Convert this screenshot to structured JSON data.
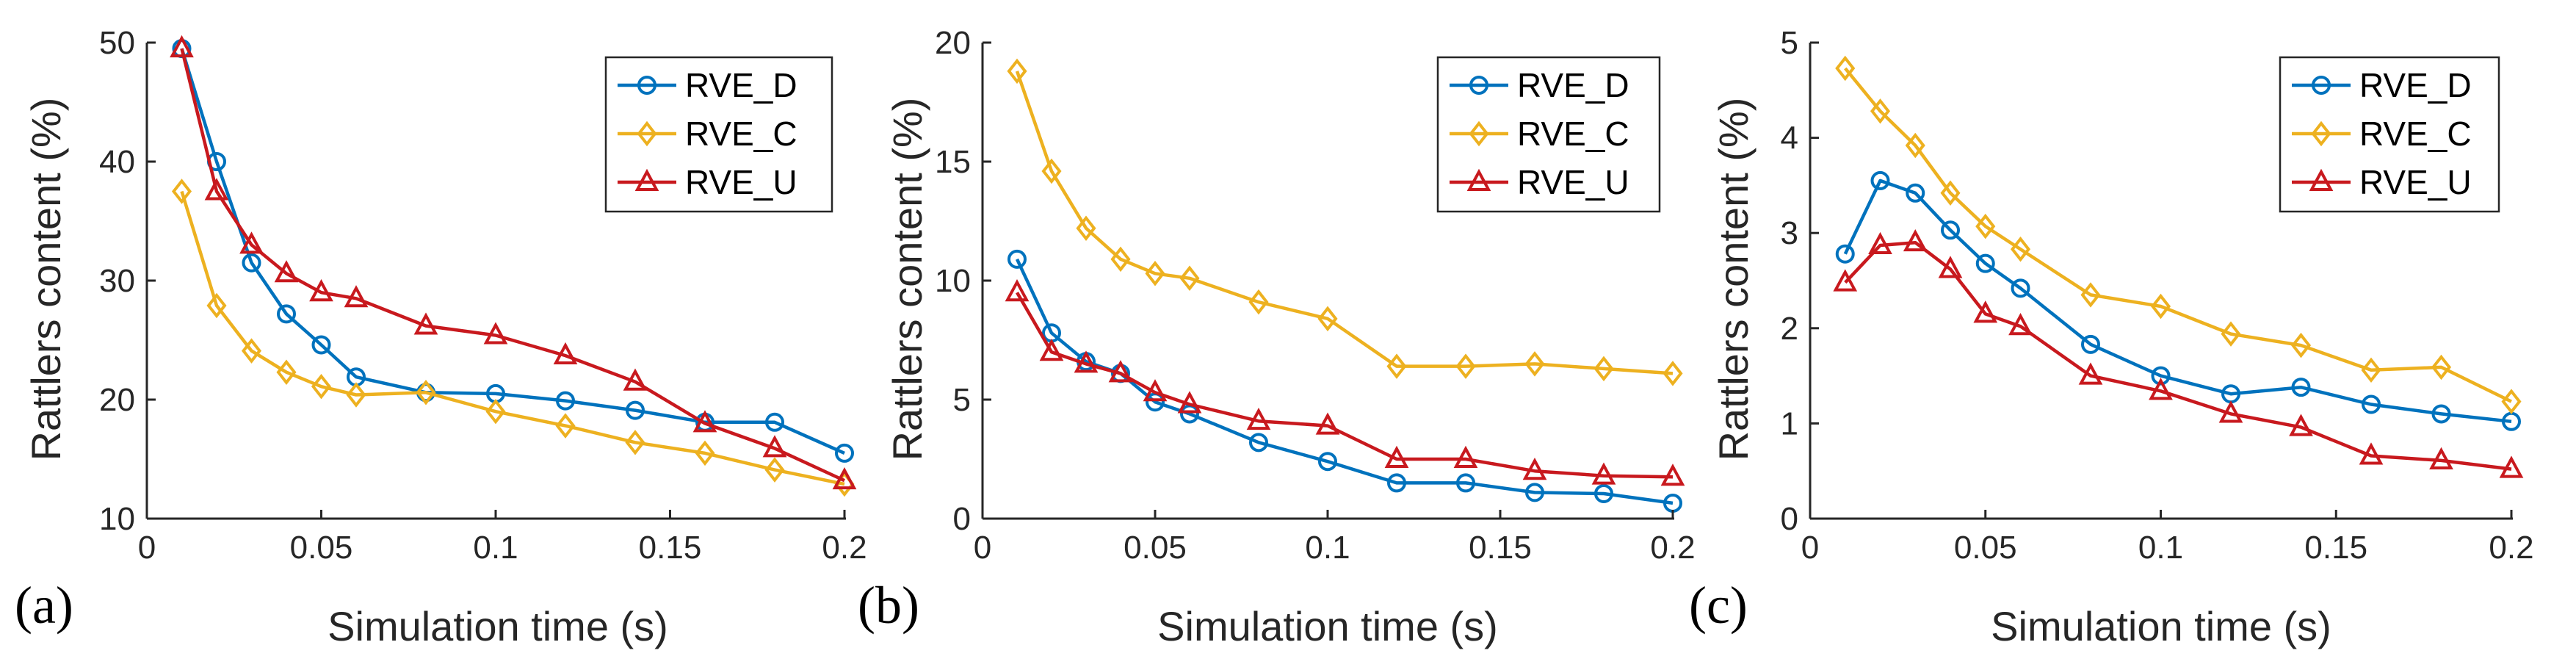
{
  "chart_data": [
    {
      "type": "line",
      "panel_label": "(a)",
      "xlabel": "Simulation time (s)",
      "ylabel": "Rattlers content (%)",
      "xlim": [
        0,
        0.2
      ],
      "ylim": [
        10,
        50
      ],
      "xticks": [
        0,
        0.05,
        0.1,
        0.15,
        0.2
      ],
      "xtick_labels": [
        "0",
        "0.05",
        "0.1",
        "0.15",
        "0.2"
      ],
      "yticks": [
        10,
        20,
        30,
        40,
        50
      ],
      "ytick_labels": [
        "10",
        "20",
        "30",
        "40",
        "50"
      ],
      "legend_position": "top-right",
      "series": [
        {
          "name": "RVE_D",
          "color": "#0072BD",
          "marker": "circle",
          "x": [
            0.01,
            0.02,
            0.03,
            0.04,
            0.05,
            0.06,
            0.08,
            0.1,
            0.12,
            0.14,
            0.16,
            0.18,
            0.2
          ],
          "values": [
            49.5,
            40,
            31.5,
            27.2,
            24.6,
            21.9,
            20.6,
            20.5,
            19.9,
            19.1,
            18.1,
            18.1,
            15.5
          ]
        },
        {
          "name": "RVE_C",
          "color": "#EDB120",
          "marker": "diamond",
          "x": [
            0.01,
            0.02,
            0.03,
            0.04,
            0.05,
            0.06,
            0.08,
            0.1,
            0.12,
            0.14,
            0.16,
            0.18,
            0.2
          ],
          "values": [
            37.5,
            27.9,
            24.1,
            22.3,
            21.1,
            20.4,
            20.6,
            19,
            17.8,
            16.4,
            15.5,
            14.1,
            12.9
          ]
        },
        {
          "name": "RVE_U",
          "color": "#C8191E",
          "marker": "triangle",
          "x": [
            0.01,
            0.02,
            0.03,
            0.04,
            0.05,
            0.06,
            0.08,
            0.1,
            0.12,
            0.14,
            0.16,
            0.18,
            0.2
          ],
          "values": [
            49.5,
            37.5,
            33,
            30.6,
            29,
            28.5,
            26.2,
            25.4,
            23.7,
            21.5,
            18,
            15.9,
            13.2
          ]
        }
      ]
    },
    {
      "type": "line",
      "panel_label": "(b)",
      "xlabel": "Simulation time (s)",
      "ylabel": "Rattlers content (%)",
      "xlim": [
        0,
        0.2
      ],
      "ylim": [
        0,
        20
      ],
      "xticks": [
        0,
        0.05,
        0.1,
        0.15,
        0.2
      ],
      "xtick_labels": [
        "0",
        "0.05",
        "0.1",
        "0.15",
        "0.2"
      ],
      "yticks": [
        0,
        5,
        10,
        15,
        20
      ],
      "ytick_labels": [
        "0",
        "5",
        "10",
        "15",
        "20"
      ],
      "legend_position": "top-right",
      "series": [
        {
          "name": "RVE_D",
          "color": "#0072BD",
          "marker": "circle",
          "x": [
            0.01,
            0.02,
            0.03,
            0.04,
            0.05,
            0.06,
            0.08,
            0.1,
            0.12,
            0.14,
            0.16,
            0.18,
            0.2
          ],
          "values": [
            10.9,
            7.8,
            6.6,
            6.1,
            4.9,
            4.4,
            3.2,
            2.4,
            1.5,
            1.5,
            1.1,
            1.05,
            0.65
          ]
        },
        {
          "name": "RVE_C",
          "color": "#EDB120",
          "marker": "diamond",
          "x": [
            0.01,
            0.02,
            0.03,
            0.04,
            0.05,
            0.06,
            0.08,
            0.1,
            0.12,
            0.14,
            0.16,
            0.18,
            0.2
          ],
          "values": [
            18.8,
            14.6,
            12.2,
            10.9,
            10.3,
            10.1,
            9.1,
            8.4,
            6.4,
            6.4,
            6.5,
            6.3,
            6.1
          ]
        },
        {
          "name": "RVE_U",
          "color": "#C8191E",
          "marker": "triangle",
          "x": [
            0.01,
            0.02,
            0.03,
            0.04,
            0.05,
            0.06,
            0.08,
            0.1,
            0.12,
            0.14,
            0.16,
            0.18,
            0.2
          ],
          "values": [
            9.5,
            7,
            6.5,
            6.1,
            5.3,
            4.8,
            4.1,
            3.9,
            2.5,
            2.5,
            2,
            1.8,
            1.75
          ]
        }
      ]
    },
    {
      "type": "line",
      "panel_label": "(c)",
      "xlabel": "Simulation time (s)",
      "ylabel": "Rattlers content (%)",
      "xlim": [
        0,
        0.2
      ],
      "ylim": [
        0,
        5
      ],
      "xticks": [
        0,
        0.05,
        0.1,
        0.15,
        0.2
      ],
      "xtick_labels": [
        "0",
        "0.05",
        "0.1",
        "0.15",
        "0.2"
      ],
      "yticks": [
        0,
        1,
        2,
        3,
        4,
        5
      ],
      "ytick_labels": [
        "0",
        "1",
        "2",
        "3",
        "4",
        "5"
      ],
      "legend_position": "top-right",
      "series": [
        {
          "name": "RVE_D",
          "color": "#0072BD",
          "marker": "circle",
          "x": [
            0.01,
            0.02,
            0.03,
            0.04,
            0.05,
            0.06,
            0.08,
            0.1,
            0.12,
            0.14,
            0.16,
            0.18,
            0.2
          ],
          "values": [
            2.78,
            3.55,
            3.42,
            3.03,
            2.68,
            2.42,
            1.83,
            1.5,
            1.31,
            1.38,
            1.2,
            1.1,
            1.02
          ]
        },
        {
          "name": "RVE_C",
          "color": "#EDB120",
          "marker": "diamond",
          "x": [
            0.01,
            0.02,
            0.03,
            0.04,
            0.05,
            0.06,
            0.08,
            0.1,
            0.12,
            0.14,
            0.16,
            0.18,
            0.2
          ],
          "values": [
            4.73,
            4.28,
            3.92,
            3.42,
            3.07,
            2.83,
            2.35,
            2.23,
            1.94,
            1.82,
            1.56,
            1.59,
            1.23
          ]
        },
        {
          "name": "RVE_U",
          "color": "#C8191E",
          "marker": "triangle",
          "x": [
            0.01,
            0.02,
            0.03,
            0.04,
            0.05,
            0.06,
            0.08,
            0.1,
            0.12,
            0.14,
            0.16,
            0.18,
            0.2
          ],
          "values": [
            2.48,
            2.87,
            2.9,
            2.62,
            2.15,
            2.02,
            1.5,
            1.34,
            1.1,
            0.96,
            0.66,
            0.61,
            0.52
          ]
        }
      ]
    }
  ]
}
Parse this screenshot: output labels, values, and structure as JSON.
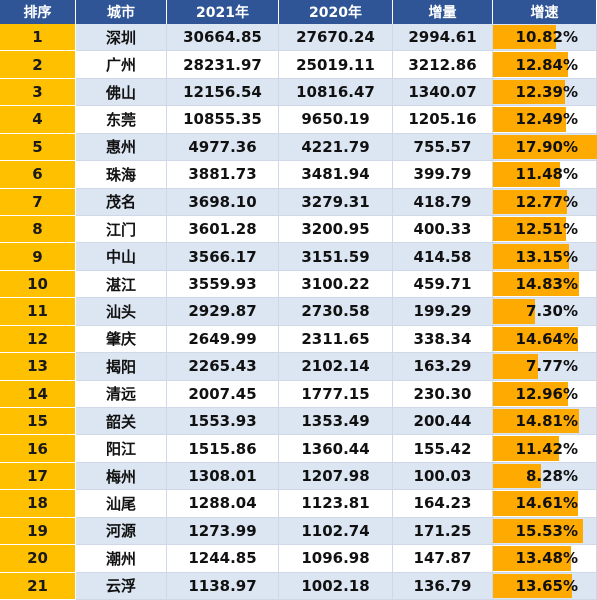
{
  "chart_data": {
    "type": "table",
    "columns": [
      "排序",
      "城市",
      "2021年",
      "2020年",
      "增量",
      "增速"
    ],
    "rows": [
      {
        "rank": "1",
        "city": "深圳",
        "v2021": "30664.85",
        "v2020": "27670.24",
        "increase": "2994.61",
        "growth": "10.82%",
        "growth_value": 10.82
      },
      {
        "rank": "2",
        "city": "广州",
        "v2021": "28231.97",
        "v2020": "25019.11",
        "increase": "3212.86",
        "growth": "12.84%",
        "growth_value": 12.84
      },
      {
        "rank": "3",
        "city": "佛山",
        "v2021": "12156.54",
        "v2020": "10816.47",
        "increase": "1340.07",
        "growth": "12.39%",
        "growth_value": 12.39
      },
      {
        "rank": "4",
        "city": "东莞",
        "v2021": "10855.35",
        "v2020": "9650.19",
        "increase": "1205.16",
        "growth": "12.49%",
        "growth_value": 12.49
      },
      {
        "rank": "5",
        "city": "惠州",
        "v2021": "4977.36",
        "v2020": "4221.79",
        "increase": "755.57",
        "growth": "17.90%",
        "growth_value": 17.9
      },
      {
        "rank": "6",
        "city": "珠海",
        "v2021": "3881.73",
        "v2020": "3481.94",
        "increase": "399.79",
        "growth": "11.48%",
        "growth_value": 11.48
      },
      {
        "rank": "7",
        "city": "茂名",
        "v2021": "3698.10",
        "v2020": "3279.31",
        "increase": "418.79",
        "growth": "12.77%",
        "growth_value": 12.77
      },
      {
        "rank": "8",
        "city": "江门",
        "v2021": "3601.28",
        "v2020": "3200.95",
        "increase": "400.33",
        "growth": "12.51%",
        "growth_value": 12.51
      },
      {
        "rank": "9",
        "city": "中山",
        "v2021": "3566.17",
        "v2020": "3151.59",
        "increase": "414.58",
        "growth": "13.15%",
        "growth_value": 13.15
      },
      {
        "rank": "10",
        "city": "湛江",
        "v2021": "3559.93",
        "v2020": "3100.22",
        "increase": "459.71",
        "growth": "14.83%",
        "growth_value": 14.83
      },
      {
        "rank": "11",
        "city": "汕头",
        "v2021": "2929.87",
        "v2020": "2730.58",
        "increase": "199.29",
        "growth": "7.30%",
        "growth_value": 7.3
      },
      {
        "rank": "12",
        "city": "肇庆",
        "v2021": "2649.99",
        "v2020": "2311.65",
        "increase": "338.34",
        "growth": "14.64%",
        "growth_value": 14.64
      },
      {
        "rank": "13",
        "city": "揭阳",
        "v2021": "2265.43",
        "v2020": "2102.14",
        "increase": "163.29",
        "growth": "7.77%",
        "growth_value": 7.77
      },
      {
        "rank": "14",
        "city": "清远",
        "v2021": "2007.45",
        "v2020": "1777.15",
        "increase": "230.30",
        "growth": "12.96%",
        "growth_value": 12.96
      },
      {
        "rank": "15",
        "city": "韶关",
        "v2021": "1553.93",
        "v2020": "1353.49",
        "increase": "200.44",
        "growth": "14.81%",
        "growth_value": 14.81
      },
      {
        "rank": "16",
        "city": "阳江",
        "v2021": "1515.86",
        "v2020": "1360.44",
        "increase": "155.42",
        "growth": "11.42%",
        "growth_value": 11.42
      },
      {
        "rank": "17",
        "city": "梅州",
        "v2021": "1308.01",
        "v2020": "1207.98",
        "increase": "100.03",
        "growth": "8.28%",
        "growth_value": 8.28
      },
      {
        "rank": "18",
        "city": "汕尾",
        "v2021": "1288.04",
        "v2020": "1123.81",
        "increase": "164.23",
        "growth": "14.61%",
        "growth_value": 14.61
      },
      {
        "rank": "19",
        "city": "河源",
        "v2021": "1273.99",
        "v2020": "1102.74",
        "increase": "171.25",
        "growth": "15.53%",
        "growth_value": 15.53
      },
      {
        "rank": "20",
        "city": "潮州",
        "v2021": "1244.85",
        "v2020": "1096.98",
        "increase": "147.87",
        "growth": "13.48%",
        "growth_value": 13.48
      },
      {
        "rank": "21",
        "city": "云浮",
        "v2021": "1138.97",
        "v2020": "1002.18",
        "increase": "136.79",
        "growth": "13.65%",
        "growth_value": 13.65
      }
    ],
    "growth_bar_max": 17.9
  },
  "colors": {
    "header_bg": "#2f5597",
    "rank_bg": "#ffc000",
    "bar": "#ffaa00",
    "stripe": "#dce6f2"
  }
}
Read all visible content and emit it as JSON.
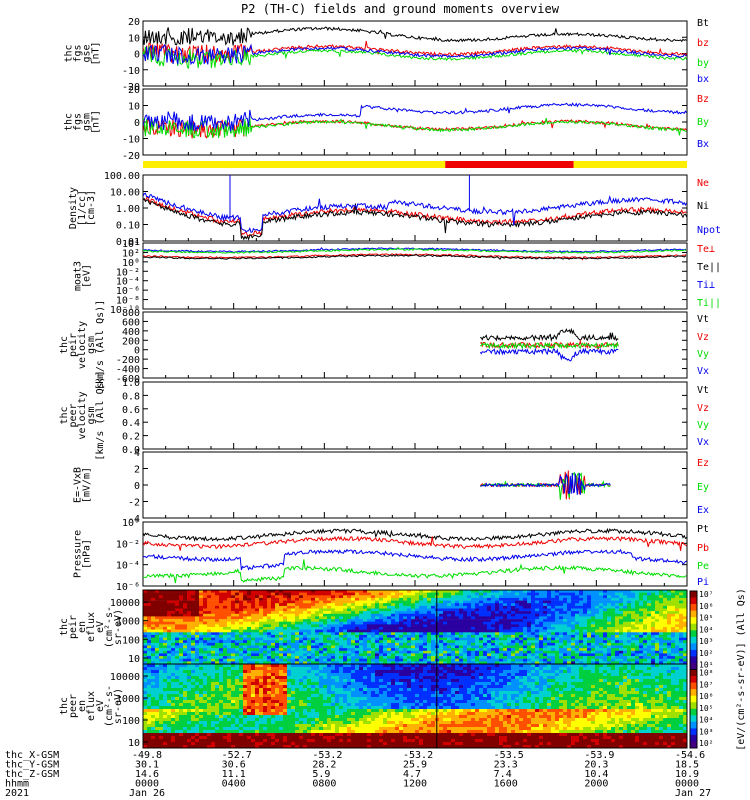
{
  "title": "P2 (TH-C) fields and ground moments overview",
  "colors": {
    "black": "#000000",
    "red": "#ee0000",
    "green": "#00dd00",
    "blue": "#0000ee",
    "yellow": "#ffee00"
  },
  "chart_data": [
    {
      "type": "line",
      "panel": "fgs",
      "ylabel": [
        "thc",
        "fgs",
        "gse",
        "[nT]"
      ],
      "yticks": [
        "20",
        "10",
        "0",
        "-10",
        "-20"
      ],
      "ylim": [
        -20,
        20
      ],
      "series": [
        {
          "name": "Bt",
          "color": "black"
        },
        {
          "name": "bz",
          "color": "red"
        },
        {
          "name": "by",
          "color": "green"
        },
        {
          "name": "bx",
          "color": "blue"
        }
      ]
    },
    {
      "type": "line",
      "panel": "fgs_gsm",
      "ylabel": [
        "thc",
        "fgs",
        "gsm",
        "[nT]"
      ],
      "yticks": [
        "20",
        "10",
        "0",
        "-10",
        "-20"
      ],
      "ylim": [
        -20,
        20
      ],
      "series": [
        {
          "name": "Bz",
          "color": "red"
        },
        {
          "name": "By",
          "color": "green"
        },
        {
          "name": "Bx",
          "color": "blue"
        }
      ]
    },
    {
      "type": "bar",
      "panel": "mode_bar",
      "segments": [
        {
          "from": "0000",
          "to": "1320",
          "color": "yellow"
        },
        {
          "from": "1320",
          "to": "1900",
          "color": "red"
        },
        {
          "from": "1900",
          "to": "2400",
          "color": "yellow"
        }
      ]
    },
    {
      "type": "line",
      "panel": "density",
      "ylabel": [
        "Density",
        "[1/cc]",
        "[cm-3]"
      ],
      "yticks": [
        "100.00",
        "10.00",
        "1.00",
        "0.10",
        "0.01"
      ],
      "ylim": [
        0.01,
        100
      ],
      "log": true,
      "series": [
        {
          "name": "Ne",
          "color": "red"
        },
        {
          "name": "Ni",
          "color": "black"
        },
        {
          "name": "Npot",
          "color": "blue"
        }
      ]
    },
    {
      "type": "line",
      "panel": "temperature",
      "ylabel": [
        "moat3",
        "[eV]"
      ],
      "yticks": [
        "10⁴",
        "10²",
        "10⁰",
        "10⁻²",
        "10⁻⁴",
        "10⁻⁶",
        "10⁻⁸",
        "10⁻¹⁰"
      ],
      "ylim": [
        1e-10,
        10000.0
      ],
      "log": true,
      "series": [
        {
          "name": "Te⊥",
          "color": "red"
        },
        {
          "name": "Te||",
          "color": "black"
        },
        {
          "name": "Ti⊥",
          "color": "blue"
        },
        {
          "name": "Ti||",
          "color": "green"
        }
      ]
    },
    {
      "type": "line",
      "panel": "peir_velocity",
      "ylabel": [
        "thc",
        "peir",
        "velocity",
        "gsm",
        "[km/s (All Qs)]"
      ],
      "yticks": [
        "800",
        "600",
        "400",
        "200",
        "0",
        "-200",
        "-400",
        "-600"
      ],
      "ylim": [
        -600,
        800
      ],
      "series": [
        {
          "name": "Vt",
          "color": "black"
        },
        {
          "name": "Vz",
          "color": "red"
        },
        {
          "name": "Vy",
          "color": "green"
        },
        {
          "name": "Vx",
          "color": "blue"
        }
      ]
    },
    {
      "type": "line",
      "panel": "peer_velocity",
      "ylabel": [
        "thc",
        "peer",
        "velocity",
        "gsm",
        "[km/s (All Qs)]"
      ],
      "yticks": [
        "1.0",
        "0.8",
        "0.6",
        "0.4",
        "0.2",
        "0.0"
      ],
      "ylim": [
        0,
        1
      ],
      "series": [
        {
          "name": "Vt",
          "color": "black"
        },
        {
          "name": "Vz",
          "color": "red"
        },
        {
          "name": "Vy",
          "color": "green"
        },
        {
          "name": "Vx",
          "color": "blue"
        }
      ]
    },
    {
      "type": "line",
      "panel": "efield",
      "ylabel": [
        "E=-VxB",
        "[mV/m]"
      ],
      "yticks": [
        "4",
        "2",
        "0",
        "-2",
        "-4"
      ],
      "ylim": [
        -4,
        4
      ],
      "series": [
        {
          "name": "Ez",
          "color": "red"
        },
        {
          "name": "Ey",
          "color": "green"
        },
        {
          "name": "Ex",
          "color": "blue"
        }
      ]
    },
    {
      "type": "line",
      "panel": "pressure",
      "ylabel": [
        "Pressure",
        "[nPa]"
      ],
      "yticks": [
        "10⁰",
        "10⁻²",
        "10⁻⁴",
        "10⁻⁶"
      ],
      "ylim": [
        1e-06,
        1
      ],
      "log": true,
      "series": [
        {
          "name": "Pt",
          "color": "black"
        },
        {
          "name": "Pb",
          "color": "red"
        },
        {
          "name": "Pe",
          "color": "green"
        },
        {
          "name": "Pi",
          "color": "blue"
        }
      ]
    },
    {
      "type": "heatmap",
      "panel": "peir_spectrogram",
      "ylabel": [
        "thc",
        "peir",
        "en",
        "eflux",
        "eV",
        "(cm²-s-",
        "sr-eV)"
      ],
      "yticks": [
        "10000",
        "1000",
        "100",
        "10"
      ],
      "ylim": [
        5,
        30000
      ],
      "log": true
    },
    {
      "type": "heatmap",
      "panel": "peer_spectrogram",
      "ylabel": [
        "thc",
        "peer",
        "en",
        "eflux",
        "eV",
        "(cm²-s-",
        "sr-eV)"
      ],
      "yticks": [
        "10000",
        "1000",
        "100",
        "10"
      ],
      "ylim": [
        5,
        30000
      ],
      "log": true
    },
    {
      "type": "colorbar",
      "label": "[eV/(cm²-s-sr-eV)] (All Qs)",
      "upper": [
        "10⁷",
        "10⁶",
        "10⁵",
        "10⁴",
        "10³",
        "10²",
        "10¹"
      ],
      "lower": [
        "10⁸",
        "10⁷",
        "10⁶",
        "10⁵",
        "10⁴",
        "10³",
        "10²"
      ],
      "range": [
        10,
        10000000.0
      ]
    }
  ],
  "x_axis": {
    "row_labels": [
      "thc_X-GSM",
      "thc_Y-GSM",
      "thc_Z-GSM",
      "hhmm",
      "2021"
    ],
    "ticks": [
      {
        "x": "-49.8",
        "y": "30.1",
        "z": "14.6",
        "hhmm": "0000",
        "date": "Jan 26"
      },
      {
        "x": "-52.7",
        "y": "30.6",
        "z": "11.1",
        "hhmm": "0400",
        "date": ""
      },
      {
        "x": "-53.2",
        "y": "28.2",
        "z": "5.9",
        "hhmm": "0800",
        "date": ""
      },
      {
        "x": "-53.2",
        "y": "25.9",
        "z": "4.7",
        "hhmm": "1200",
        "date": ""
      },
      {
        "x": "-53.5",
        "y": "23.3",
        "z": "7.4",
        "hhmm": "1600",
        "date": ""
      },
      {
        "x": "-53.9",
        "y": "20.3",
        "z": "10.4",
        "hhmm": "2000",
        "date": ""
      },
      {
        "x": "-54.6",
        "y": "18.5",
        "z": "10.9",
        "hhmm": "0000",
        "date": "Jan 27"
      }
    ]
  }
}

> What this task involves
Locate each line with the word "screenshot" and copy it.

> Output for this exercise
Convert this screenshot to structured JSON data.
Parse this screenshot: output labels, values, and structure as JSON.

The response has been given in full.